### Given request
Extract the full listing verbatim and drop any pictures from your copy.

### Dataset content
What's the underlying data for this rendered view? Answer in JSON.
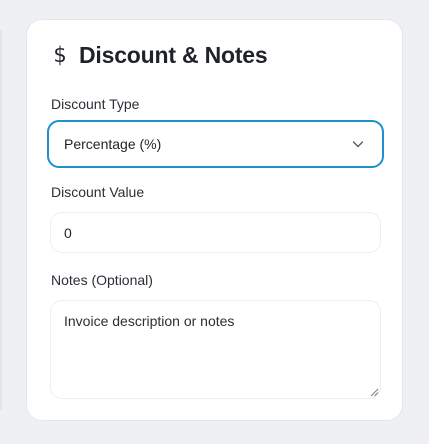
{
  "card": {
    "icon": "dollar-icon",
    "title": "Discount & Notes"
  },
  "discount_type": {
    "label": "Discount Type",
    "selected": "Percentage (%)"
  },
  "discount_value": {
    "label": "Discount Value",
    "value": "0"
  },
  "notes": {
    "label": "Notes (Optional)",
    "value": "Invoice description or notes"
  },
  "colors": {
    "focus_border": "#1e8fd0",
    "page_background": "#eef0f3",
    "card_background": "#ffffff",
    "text": "#1f2328"
  }
}
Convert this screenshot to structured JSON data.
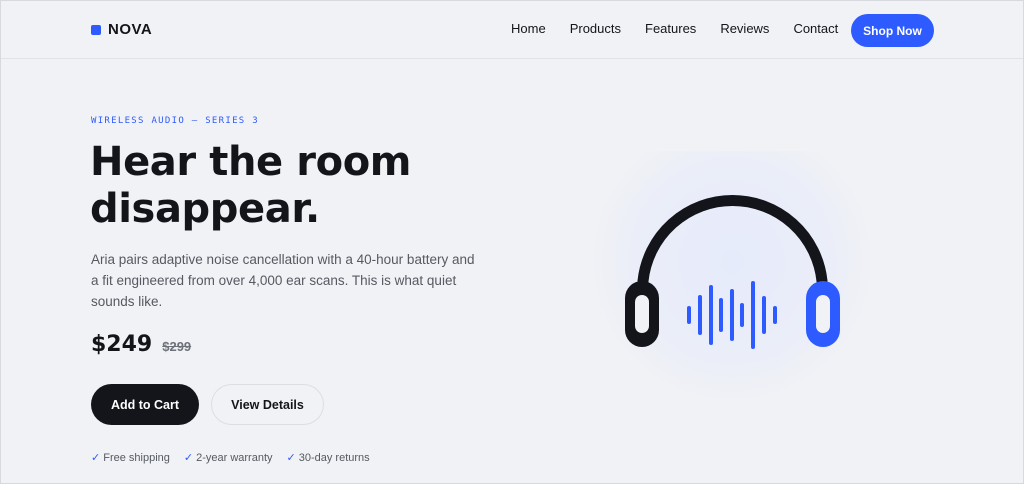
{
  "brand": {
    "name": "NOVA",
    "accent": "#2d5bff"
  },
  "nav": {
    "items": [
      "Home",
      "Products",
      "Features",
      "Reviews",
      "Contact"
    ],
    "cta": "Shop Now"
  },
  "hero": {
    "eyebrow": "WIRELESS AUDIO — SERIES 3",
    "headline_line1": "Hear the room",
    "headline_line2": "disappear.",
    "description": "Aria pairs adaptive noise cancellation with a 40-hour battery and a fit engineered from over 4,000 ear scans. This is what quiet sounds like.",
    "price": "$249",
    "old_price": "$299",
    "primary_button": "Add to Cart",
    "secondary_button": "View Details",
    "features": [
      "Free shipping",
      "2-year warranty",
      "30-day returns"
    ],
    "check_glyph": "✓"
  },
  "illustration": {
    "icon": "headphones-icon",
    "colors": {
      "band": "#14151a",
      "accent": "#2d5bff"
    }
  }
}
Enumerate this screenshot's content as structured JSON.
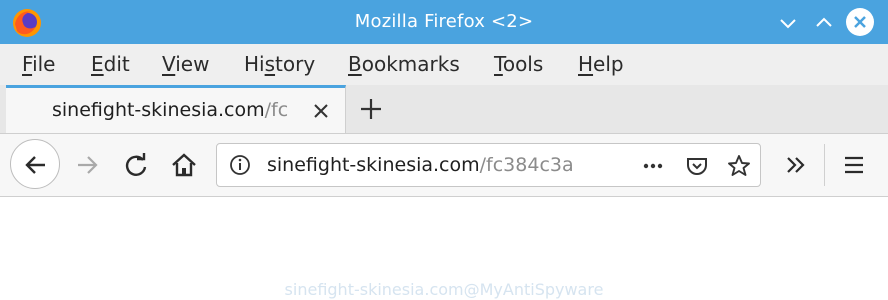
{
  "window": {
    "title": "Mozilla Firefox <2>",
    "colors": {
      "titlebar": "#4aa3df",
      "accent": "#4aa3df"
    }
  },
  "menubar": {
    "items": [
      {
        "underline": "F",
        "rest": "ile"
      },
      {
        "underline": "E",
        "rest": "dit"
      },
      {
        "underline": "V",
        "rest": "iew"
      },
      {
        "pre": "Hi",
        "underline": "s",
        "rest": "tory"
      },
      {
        "underline": "B",
        "rest": "ookmarks"
      },
      {
        "underline": "T",
        "rest": "ools"
      },
      {
        "underline": "H",
        "rest": "elp"
      }
    ]
  },
  "tab": {
    "title_domain": "sinefight-skinesia.com",
    "title_path": "/fc"
  },
  "urlbar": {
    "domain": "sinefight-skinesia.com",
    "path": "/fc384c3a"
  },
  "watermark": "sinefight-skinesia.com@MyAntiSpyware"
}
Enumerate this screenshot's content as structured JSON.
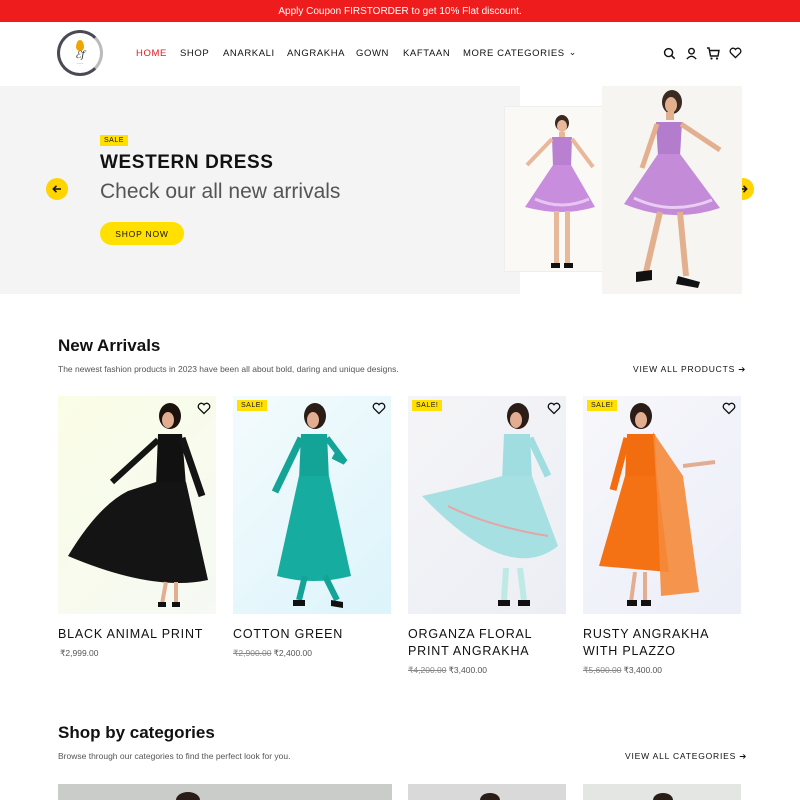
{
  "promo": {
    "text": "Apply Coupon FIRSTORDER to get 10% Flat discount."
  },
  "nav": {
    "items": [
      "HOME",
      "SHOP",
      "ANARKALI",
      "ANGRAKHA",
      "GOWN",
      "KAFTAAN",
      "MORE CATEGORIES"
    ],
    "active": "HOME"
  },
  "header_icons": [
    "search-icon",
    "user-icon",
    "cart-icon",
    "heart-icon"
  ],
  "hero": {
    "badge": "SALE",
    "title": "WESTERN DRESS",
    "subtitle": "Check our all new arrivals",
    "cta": "SHOP NOW"
  },
  "new_arrivals": {
    "title": "New Arrivals",
    "description": "The newest fashion products in 2023 have been all about bold, daring and unique designs.",
    "view_all": "VIEW ALL PRODUCTS"
  },
  "products": [
    {
      "name": "BLACK ANIMAL PRINT",
      "sale": "",
      "old_price": "",
      "price": "₹2,999.00",
      "color": "#111111"
    },
    {
      "name": "COTTON GREEN",
      "sale": "SALE!",
      "old_price": "₹2,900.00",
      "price": "₹2,400.00",
      "color": "#12a69a"
    },
    {
      "name": "ORGANZA FLORAL PRINT ANGRAKHA",
      "sale": "SALE!",
      "old_price": "₹4,200.00",
      "price": "₹3,400.00",
      "color": "#8fd3d6"
    },
    {
      "name": "RUSTY ANGRAKHA WITH PLAZZO",
      "sale": "SALE!",
      "old_price": "₹5,600.00",
      "price": "₹3,400.00",
      "color": "#f06b12"
    }
  ],
  "categories_section": {
    "title": "Shop by categories",
    "description": "Browse through our categories to find the perfect look for you.",
    "view_all": "VIEW ALL CATEGORIES"
  },
  "colors": {
    "promo": "#ee1c1c",
    "accent": "#ffe000",
    "active_nav": "#e11d1d"
  }
}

### The solution
What's the underlying data for this rendered view? Answer in JSON.
{
  "card": {
    "icon": "dollar-icon",
    "title": "Discount & Notes"
  },
  "discount_type": {
    "label": "Discount Type",
    "selected": "Percentage (%)"
  },
  "discount_value": {
    "label": "Discount Value",
    "value": "0"
  },
  "notes": {
    "label": "Notes (Optional)",
    "value": "Invoice description or notes"
  },
  "colors": {
    "focus_border": "#1e8fd0",
    "page_background": "#eef0f3",
    "card_background": "#ffffff",
    "text": "#1f2328"
  }
}
Convert this screenshot to structured JSON data.
{
  "brand": {
    "name": "NOVA",
    "accent": "#2d5bff"
  },
  "nav": {
    "items": [
      "Home",
      "Products",
      "Features",
      "Reviews",
      "Contact"
    ],
    "cta": "Shop Now"
  },
  "hero": {
    "eyebrow": "WIRELESS AUDIO — SERIES 3",
    "headline_line1": "Hear the room",
    "headline_line2": "disappear.",
    "description": "Aria pairs adaptive noise cancellation with a 40-hour battery and a fit engineered from over 4,000 ear scans. This is what quiet sounds like.",
    "price": "$249",
    "old_price": "$299",
    "primary_button": "Add to Cart",
    "secondary_button": "View Details",
    "features": [
      "Free shipping",
      "2-year warranty",
      "30-day returns"
    ],
    "check_glyph": "✓"
  },
  "illustration": {
    "icon": "headphones-icon",
    "colors": {
      "band": "#14151a",
      "accent": "#2d5bff"
    }
  }
}
Enumerate this screenshot's content as structured JSON.
{
  "window": {
    "title": "Mozilla Firefox <2>",
    "colors": {
      "titlebar": "#4aa3df",
      "accent": "#4aa3df"
    }
  },
  "menubar": {
    "items": [
      {
        "underline": "F",
        "rest": "ile"
      },
      {
        "underline": "E",
        "rest": "dit"
      },
      {
        "underline": "V",
        "rest": "iew"
      },
      {
        "pre": "Hi",
        "underline": "s",
        "rest": "tory"
      },
      {
        "underline": "B",
        "rest": "ookmarks"
      },
      {
        "underline": "T",
        "rest": "ools"
      },
      {
        "underline": "H",
        "rest": "elp"
      }
    ]
  },
  "tab": {
    "title_domain": "sinefight-skinesia.com",
    "title_path": "/fc"
  },
  "urlbar": {
    "domain": "sinefight-skinesia.com",
    "path": "/fc384c3a"
  },
  "watermark": "sinefight-skinesia.com@MyAntiSpyware"
}
Enumerate this screenshot's content as structured JSON.
{
  "promo": {
    "text": "Apply Coupon FIRSTORDER to get 10% Flat discount."
  },
  "nav": {
    "items": [
      "HOME",
      "SHOP",
      "ANARKALI",
      "ANGRAKHA",
      "GOWN",
      "KAFTAAN",
      "MORE CATEGORIES"
    ],
    "active": "HOME"
  },
  "header_icons": [
    "search-icon",
    "user-icon",
    "cart-icon",
    "heart-icon"
  ],
  "hero": {
    "badge": "SALE",
    "title": "WESTERN DRESS",
    "subtitle": "Check our all new arrivals",
    "cta": "SHOP NOW"
  },
  "new_arrivals": {
    "title": "New Arrivals",
    "description": "The newest fashion products in 2023 have been all about bold, daring and unique designs.",
    "view_all": "VIEW ALL PRODUCTS"
  },
  "products": [
    {
      "name": "BLACK ANIMAL PRINT",
      "sale": "",
      "old_price": "",
      "price": "₹2,999.00",
      "color": "#111111"
    },
    {
      "name": "COTTON GREEN",
      "sale": "SALE!",
      "old_price": "₹2,900.00",
      "price": "₹2,400.00",
      "color": "#12a69a"
    },
    {
      "name": "ORGANZA FLORAL PRINT ANGRAKHA",
      "sale": "SALE!",
      "old_price": "₹4,200.00",
      "price": "₹3,400.00",
      "color": "#8fd3d6"
    },
    {
      "name": "RUSTY ANGRAKHA WITH PLAZZO",
      "sale": "SALE!",
      "old_price": "₹5,600.00",
      "price": "₹3,400.00",
      "color": "#f06b12"
    }
  ],
  "categories_section": {
    "title": "Shop by categories",
    "description": "Browse through our categories to find the perfect look for you.",
    "view_all": "VIEW ALL CATEGORIES"
  },
  "colors": {
    "promo": "#ee1c1c",
    "accent": "#ffe000",
    "active_nav": "#e11d1d"
  }
}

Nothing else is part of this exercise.